§ **Brief**
The lines to copy are those holding the string "median" in the entries below.

§ **Stored data entries**
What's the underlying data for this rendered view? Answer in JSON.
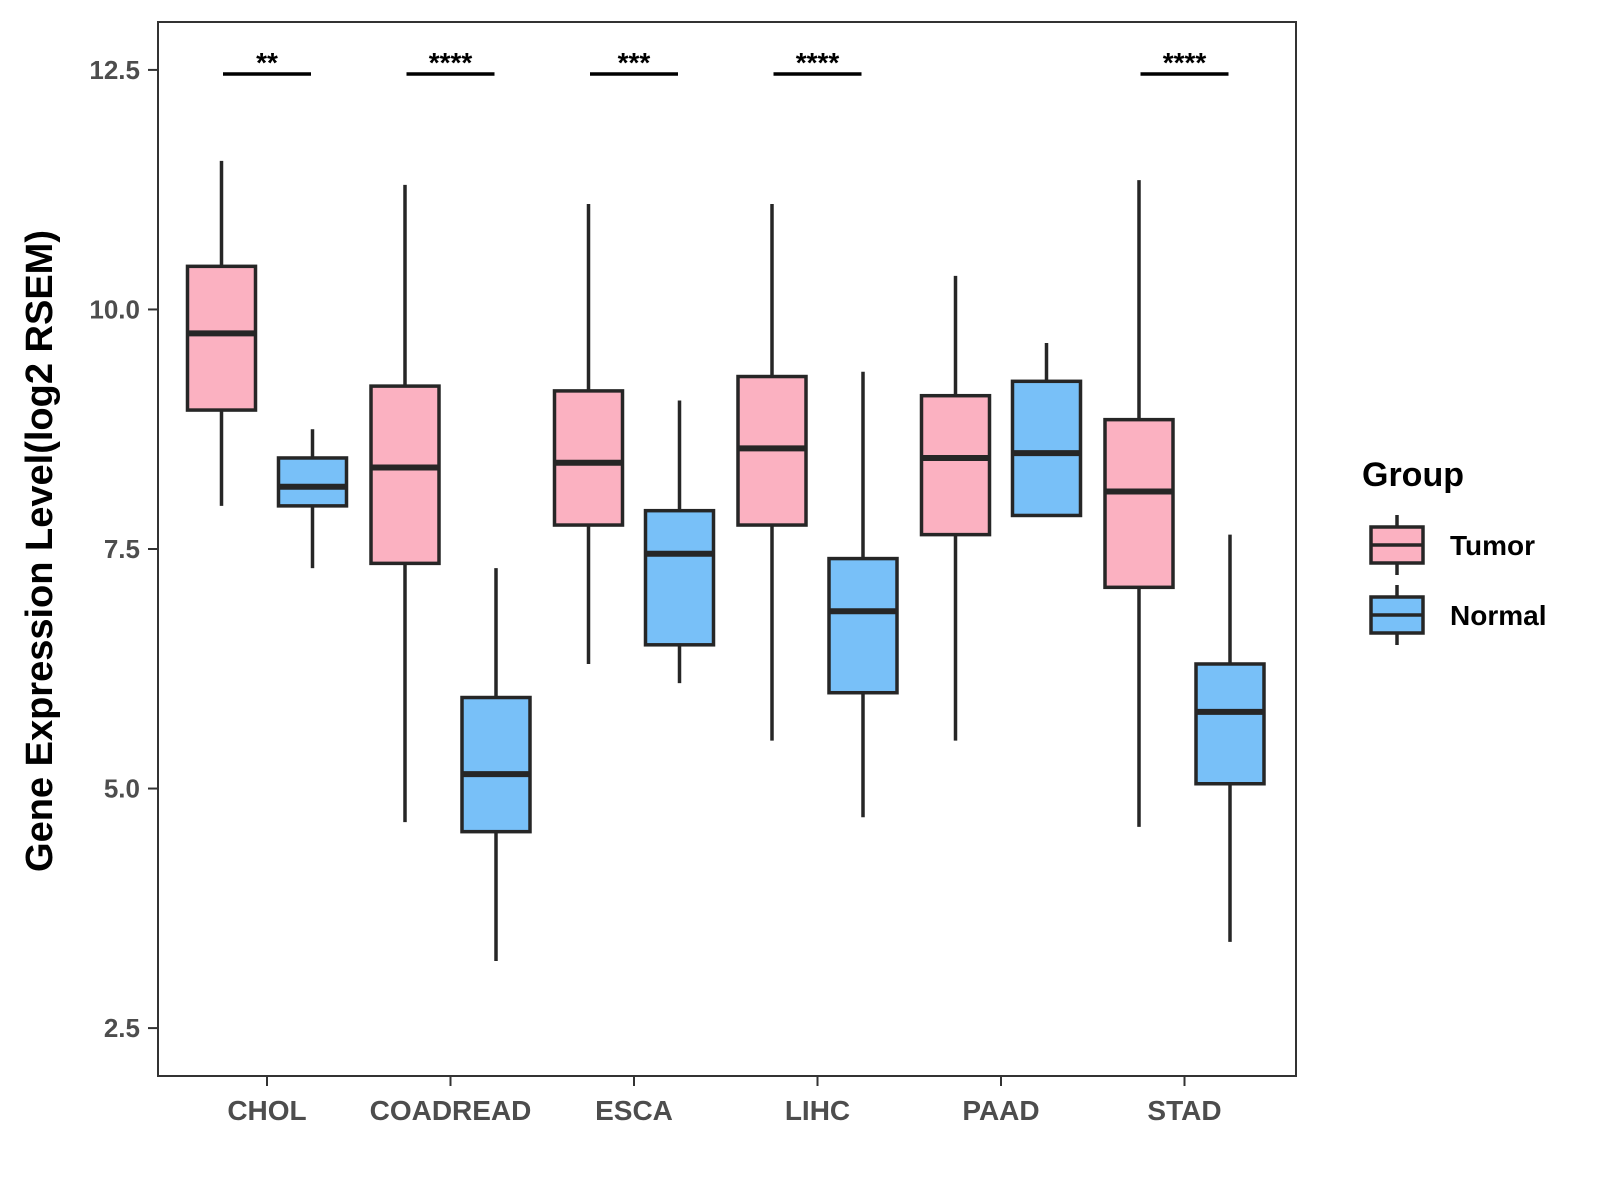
{
  "chart_data": {
    "type": "boxplot",
    "title": "",
    "xlabel": "",
    "ylabel": "Gene Expression Level(log2 RSEM)",
    "ylim": [
      2.0,
      13.0
    ],
    "yticks": [
      "2.5",
      "5.0",
      "7.5",
      "10.0",
      "12.5"
    ],
    "categories": [
      "CHOL",
      "COADREAD",
      "ESCA",
      "LIHC",
      "PAAD",
      "STAD"
    ],
    "legend": {
      "title": "Group",
      "position": "right"
    },
    "series": [
      {
        "name": "Tumor",
        "color": "#FBB1C1",
        "boxes": [
          {
            "min": 7.95,
            "q1": 8.95,
            "median": 9.75,
            "q3": 10.45,
            "max": 11.55
          },
          {
            "min": 4.65,
            "q1": 7.35,
            "median": 8.35,
            "q3": 9.2,
            "max": 11.3
          },
          {
            "min": 6.3,
            "q1": 7.75,
            "median": 8.4,
            "q3": 9.15,
            "max": 11.1
          },
          {
            "min": 5.5,
            "q1": 7.75,
            "median": 8.55,
            "q3": 9.3,
            "max": 11.1
          },
          {
            "min": 5.5,
            "q1": 7.65,
            "median": 8.45,
            "q3": 9.1,
            "max": 10.35
          },
          {
            "min": 4.6,
            "q1": 7.1,
            "median": 8.1,
            "q3": 8.85,
            "max": 11.35
          }
        ]
      },
      {
        "name": "Normal",
        "color": "#78C0F8",
        "boxes": [
          {
            "min": 7.3,
            "q1": 7.95,
            "median": 8.15,
            "q3": 8.45,
            "max": 8.75
          },
          {
            "min": 3.2,
            "q1": 4.55,
            "median": 5.15,
            "q3": 5.95,
            "max": 7.3
          },
          {
            "min": 6.1,
            "q1": 6.5,
            "median": 7.45,
            "q3": 7.9,
            "max": 9.05
          },
          {
            "min": 4.7,
            "q1": 6.0,
            "median": 6.85,
            "q3": 7.4,
            "max": 9.35
          },
          {
            "min": 7.85,
            "q1": 7.85,
            "median": 8.5,
            "q3": 9.25,
            "max": 9.65
          },
          {
            "min": 3.4,
            "q1": 5.05,
            "median": 5.8,
            "q3": 6.3,
            "max": 7.65
          }
        ]
      }
    ],
    "annotations": [
      {
        "category": "CHOL",
        "text": "**"
      },
      {
        "category": "COADREAD",
        "text": "****"
      },
      {
        "category": "ESCA",
        "text": "***"
      },
      {
        "category": "LIHC",
        "text": "****"
      },
      {
        "category": "STAD",
        "text": "****"
      }
    ]
  }
}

§ **Exercise output**
            "median": 9.75,
            "median": 8.35,
            "median": 8.4,
            "median": 8.55,
            "median": 8.45,
            "median": 8.1,
            "median": 8.15,
            "median": 5.15,
            "median": 7.45,
            "median": 6.85,
            "median": 8.5,
            "median": 5.8,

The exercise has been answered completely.